◆ **Written task**
Determine how many lines contain the string "multicam" and reply with that number alone.

◆ **Given entries**
━━━━━━━━━━━━━━━━━━━━━━━━━━━━━━
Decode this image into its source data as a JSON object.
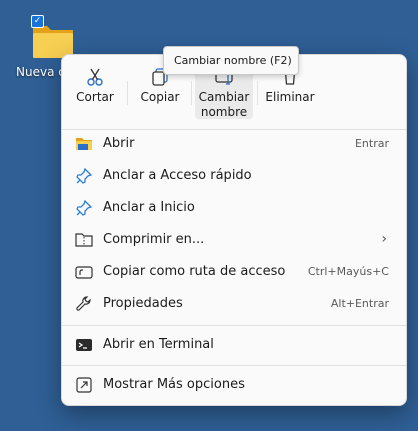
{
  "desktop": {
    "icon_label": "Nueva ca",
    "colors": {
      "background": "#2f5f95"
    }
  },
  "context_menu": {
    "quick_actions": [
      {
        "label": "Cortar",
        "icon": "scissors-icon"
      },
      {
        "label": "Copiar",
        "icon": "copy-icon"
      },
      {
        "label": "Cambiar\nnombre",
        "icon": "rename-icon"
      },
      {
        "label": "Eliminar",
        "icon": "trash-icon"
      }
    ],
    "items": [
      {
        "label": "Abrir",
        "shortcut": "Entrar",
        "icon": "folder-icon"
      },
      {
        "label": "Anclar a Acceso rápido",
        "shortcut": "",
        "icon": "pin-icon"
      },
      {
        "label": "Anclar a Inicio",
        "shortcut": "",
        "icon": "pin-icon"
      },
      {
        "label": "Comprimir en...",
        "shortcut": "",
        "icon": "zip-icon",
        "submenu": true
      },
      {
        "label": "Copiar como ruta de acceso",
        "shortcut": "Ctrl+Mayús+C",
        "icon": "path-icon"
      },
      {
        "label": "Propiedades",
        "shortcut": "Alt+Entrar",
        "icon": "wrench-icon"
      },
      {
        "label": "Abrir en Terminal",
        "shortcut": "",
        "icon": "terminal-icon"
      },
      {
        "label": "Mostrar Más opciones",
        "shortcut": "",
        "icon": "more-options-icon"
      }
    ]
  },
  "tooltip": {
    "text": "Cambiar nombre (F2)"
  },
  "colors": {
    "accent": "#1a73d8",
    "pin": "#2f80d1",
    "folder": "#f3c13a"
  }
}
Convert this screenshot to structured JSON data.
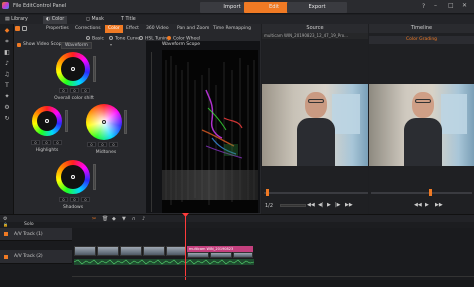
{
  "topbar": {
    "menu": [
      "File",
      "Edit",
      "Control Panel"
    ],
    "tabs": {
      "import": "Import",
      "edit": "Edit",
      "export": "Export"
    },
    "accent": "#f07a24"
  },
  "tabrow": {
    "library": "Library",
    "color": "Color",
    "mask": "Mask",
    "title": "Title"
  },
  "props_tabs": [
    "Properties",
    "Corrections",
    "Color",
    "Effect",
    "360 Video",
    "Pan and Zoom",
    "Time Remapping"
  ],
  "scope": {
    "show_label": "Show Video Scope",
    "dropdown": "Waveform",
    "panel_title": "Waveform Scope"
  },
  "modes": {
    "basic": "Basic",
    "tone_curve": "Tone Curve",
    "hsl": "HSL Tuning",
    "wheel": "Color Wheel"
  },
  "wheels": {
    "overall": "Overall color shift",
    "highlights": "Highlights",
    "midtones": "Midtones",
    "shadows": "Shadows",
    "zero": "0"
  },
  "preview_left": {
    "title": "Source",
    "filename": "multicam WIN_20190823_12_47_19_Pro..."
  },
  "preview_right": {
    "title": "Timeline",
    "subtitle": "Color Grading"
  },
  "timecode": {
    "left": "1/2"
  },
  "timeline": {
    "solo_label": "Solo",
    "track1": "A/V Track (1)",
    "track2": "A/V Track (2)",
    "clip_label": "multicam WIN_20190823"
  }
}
━━━━━━━━━━━━━━━━━━━━━━━━━━━━━━
◆ **Correct answer**
2